─── GIVEN INFORMATION ───
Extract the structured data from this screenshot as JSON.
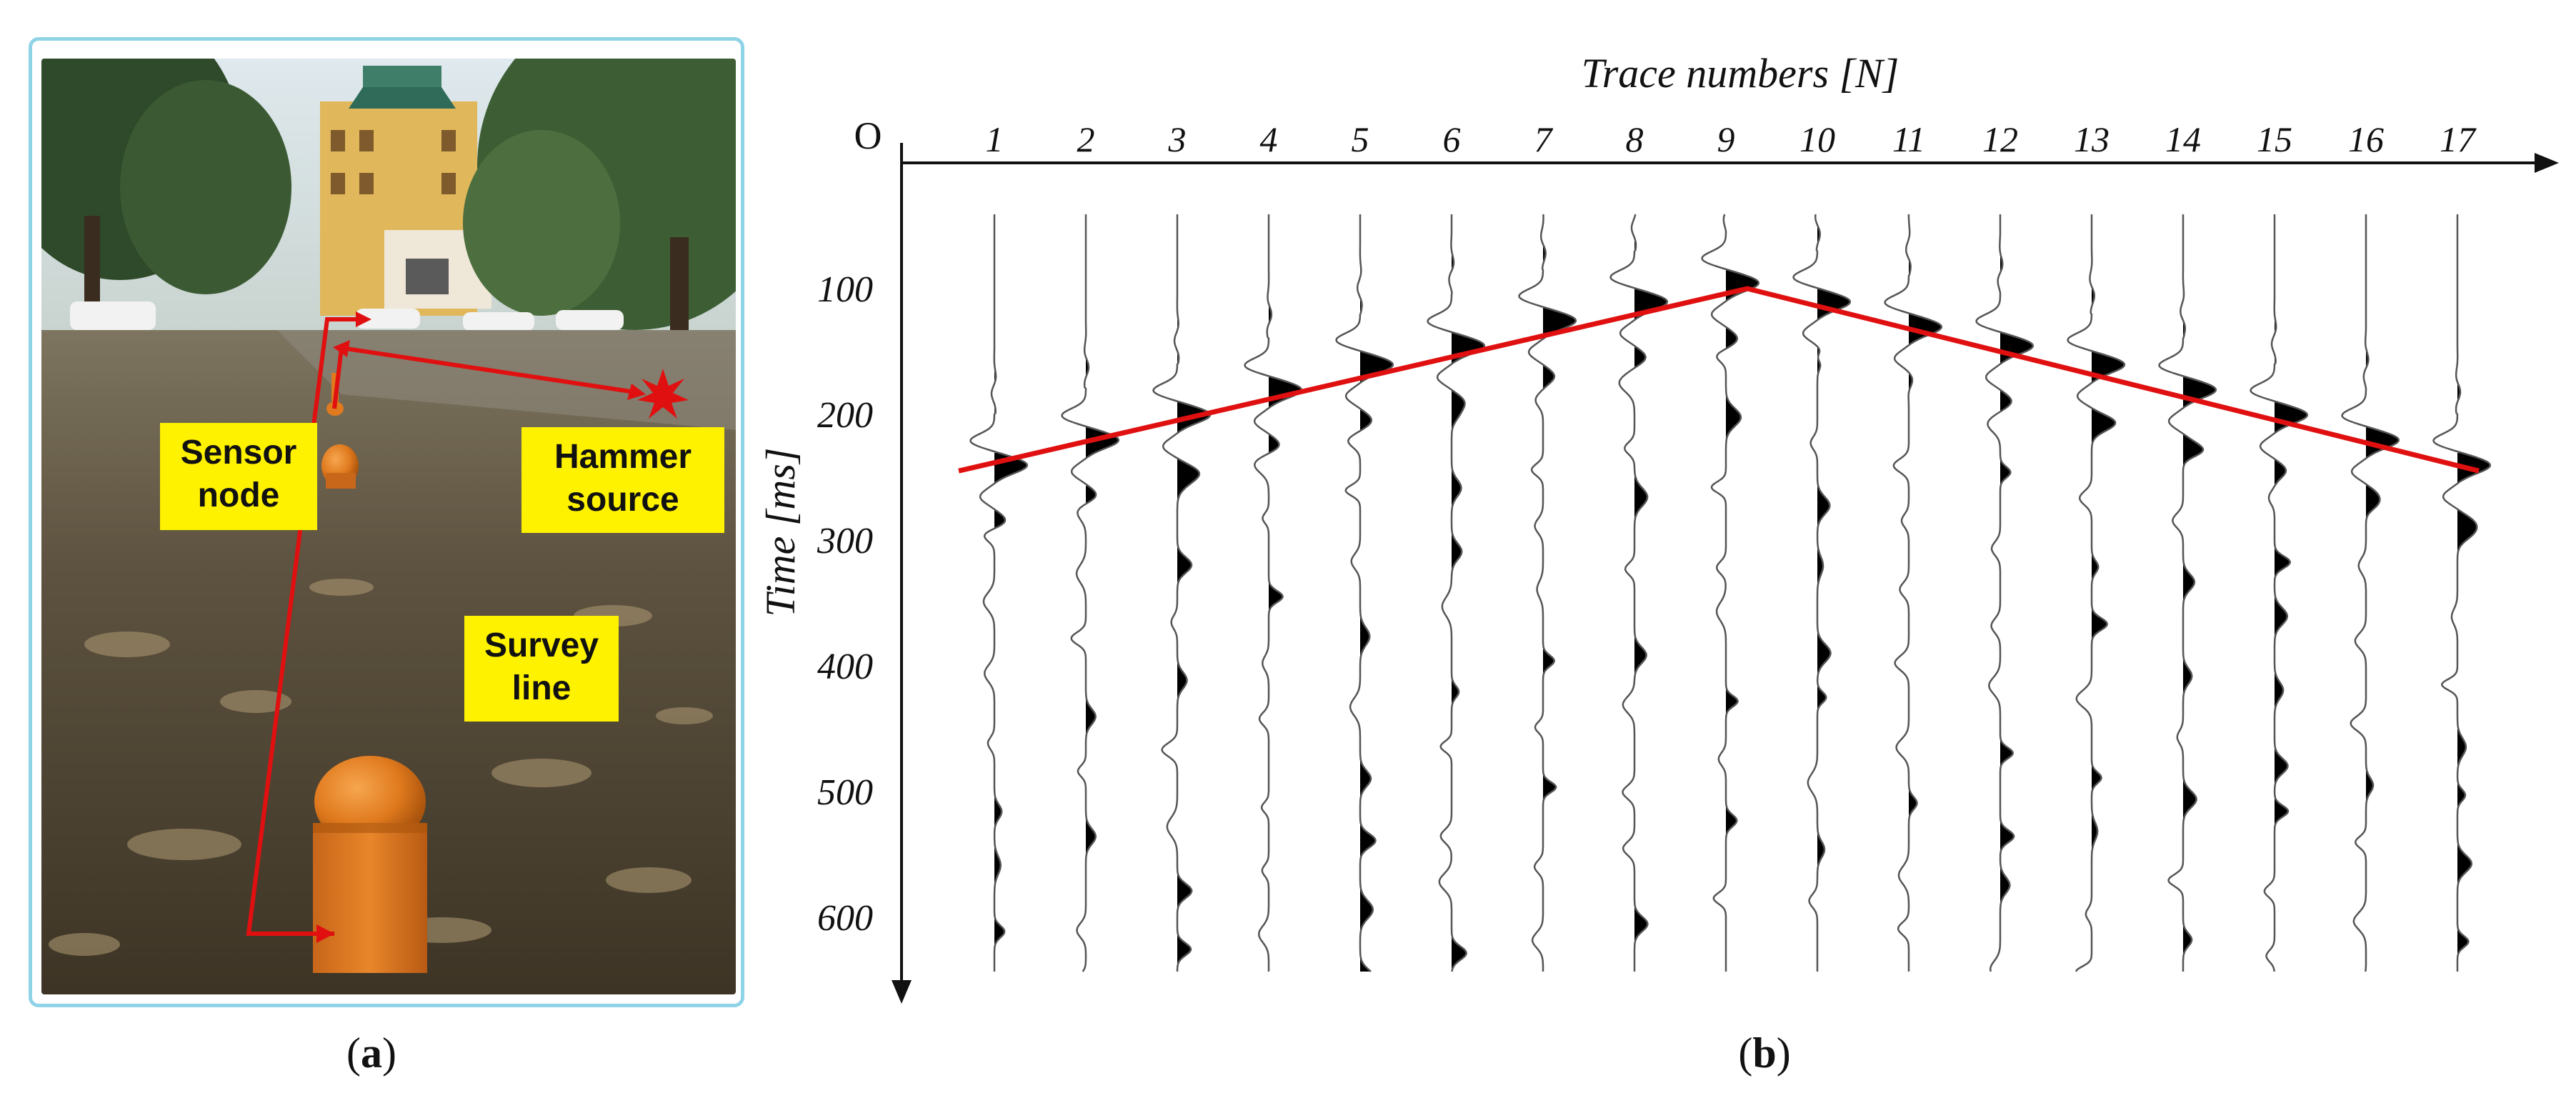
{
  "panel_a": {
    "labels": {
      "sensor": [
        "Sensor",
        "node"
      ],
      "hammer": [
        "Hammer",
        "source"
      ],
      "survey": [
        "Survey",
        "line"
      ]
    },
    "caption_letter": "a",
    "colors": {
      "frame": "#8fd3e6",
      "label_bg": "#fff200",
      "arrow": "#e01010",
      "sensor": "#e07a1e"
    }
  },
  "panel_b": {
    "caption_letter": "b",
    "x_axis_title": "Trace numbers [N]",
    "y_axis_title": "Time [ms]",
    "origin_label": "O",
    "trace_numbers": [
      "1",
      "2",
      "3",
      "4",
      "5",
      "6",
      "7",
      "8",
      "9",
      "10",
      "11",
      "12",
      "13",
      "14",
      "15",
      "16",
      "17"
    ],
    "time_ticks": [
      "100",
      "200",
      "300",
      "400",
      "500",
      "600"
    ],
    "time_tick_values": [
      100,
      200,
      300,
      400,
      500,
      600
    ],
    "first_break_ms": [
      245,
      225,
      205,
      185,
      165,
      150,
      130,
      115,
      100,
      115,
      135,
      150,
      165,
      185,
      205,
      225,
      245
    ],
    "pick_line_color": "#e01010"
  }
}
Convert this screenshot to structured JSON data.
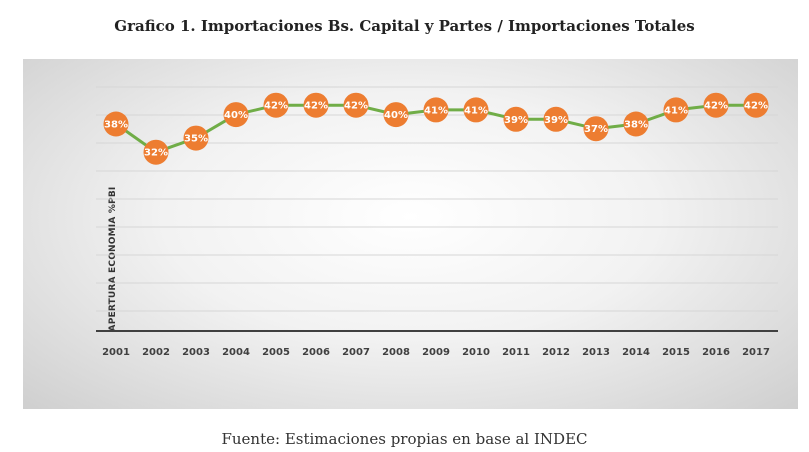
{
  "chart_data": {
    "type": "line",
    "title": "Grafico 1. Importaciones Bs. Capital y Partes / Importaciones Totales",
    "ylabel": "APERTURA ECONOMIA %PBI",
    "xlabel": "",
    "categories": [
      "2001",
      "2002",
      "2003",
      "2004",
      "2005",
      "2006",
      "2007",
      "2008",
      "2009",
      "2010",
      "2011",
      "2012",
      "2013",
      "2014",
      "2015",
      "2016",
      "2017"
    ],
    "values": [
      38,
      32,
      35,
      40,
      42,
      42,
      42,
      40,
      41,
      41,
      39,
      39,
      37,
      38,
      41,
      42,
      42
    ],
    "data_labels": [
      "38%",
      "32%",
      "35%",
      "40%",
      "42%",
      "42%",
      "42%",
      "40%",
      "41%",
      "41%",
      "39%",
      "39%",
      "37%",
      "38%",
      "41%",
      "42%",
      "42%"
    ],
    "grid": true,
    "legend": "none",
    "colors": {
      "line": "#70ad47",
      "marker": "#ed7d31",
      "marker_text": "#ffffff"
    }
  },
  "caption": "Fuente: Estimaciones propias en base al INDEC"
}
───
AIM OF THE TASK: Print the entries above exactly, taking out only the pictures.

CORRECT RESPONSE:
Extract the structured data from this screenshot as JSON.
{
  "panel_a": {
    "labels": {
      "sensor": [
        "Sensor",
        "node"
      ],
      "hammer": [
        "Hammer",
        "source"
      ],
      "survey": [
        "Survey",
        "line"
      ]
    },
    "caption_letter": "a",
    "colors": {
      "frame": "#8fd3e6",
      "label_bg": "#fff200",
      "arrow": "#e01010",
      "sensor": "#e07a1e"
    }
  },
  "panel_b": {
    "caption_letter": "b",
    "x_axis_title": "Trace numbers [N]",
    "y_axis_title": "Time [ms]",
    "origin_label": "O",
    "trace_numbers": [
      "1",
      "2",
      "3",
      "4",
      "5",
      "6",
      "7",
      "8",
      "9",
      "10",
      "11",
      "12",
      "13",
      "14",
      "15",
      "16",
      "17"
    ],
    "time_ticks": [
      "100",
      "200",
      "300",
      "400",
      "500",
      "600"
    ],
    "time_tick_values": [
      100,
      200,
      300,
      400,
      500,
      600
    ],
    "first_break_ms": [
      245,
      225,
      205,
      185,
      165,
      150,
      130,
      115,
      100,
      115,
      135,
      150,
      165,
      185,
      205,
      225,
      245
    ],
    "pick_line_color": "#e01010"
  }
}
Convert this screenshot to structured JSON data.
{
  "chart_data": {
    "type": "line",
    "title": "Grafico 1. Importaciones Bs. Capital y Partes / Importaciones Totales",
    "ylabel": "APERTURA ECONOMIA %PBI",
    "xlabel": "",
    "categories": [
      "2001",
      "2002",
      "2003",
      "2004",
      "2005",
      "2006",
      "2007",
      "2008",
      "2009",
      "2010",
      "2011",
      "2012",
      "2013",
      "2014",
      "2015",
      "2016",
      "2017"
    ],
    "values": [
      38,
      32,
      35,
      40,
      42,
      42,
      42,
      40,
      41,
      41,
      39,
      39,
      37,
      38,
      41,
      42,
      42
    ],
    "data_labels": [
      "38%",
      "32%",
      "35%",
      "40%",
      "42%",
      "42%",
      "42%",
      "40%",
      "41%",
      "41%",
      "39%",
      "39%",
      "37%",
      "38%",
      "41%",
      "42%",
      "42%"
    ],
    "grid": true,
    "legend": "none",
    "colors": {
      "line": "#70ad47",
      "marker": "#ed7d31",
      "marker_text": "#ffffff"
    }
  },
  "caption": "Fuente: Estimaciones propias en base al INDEC"
}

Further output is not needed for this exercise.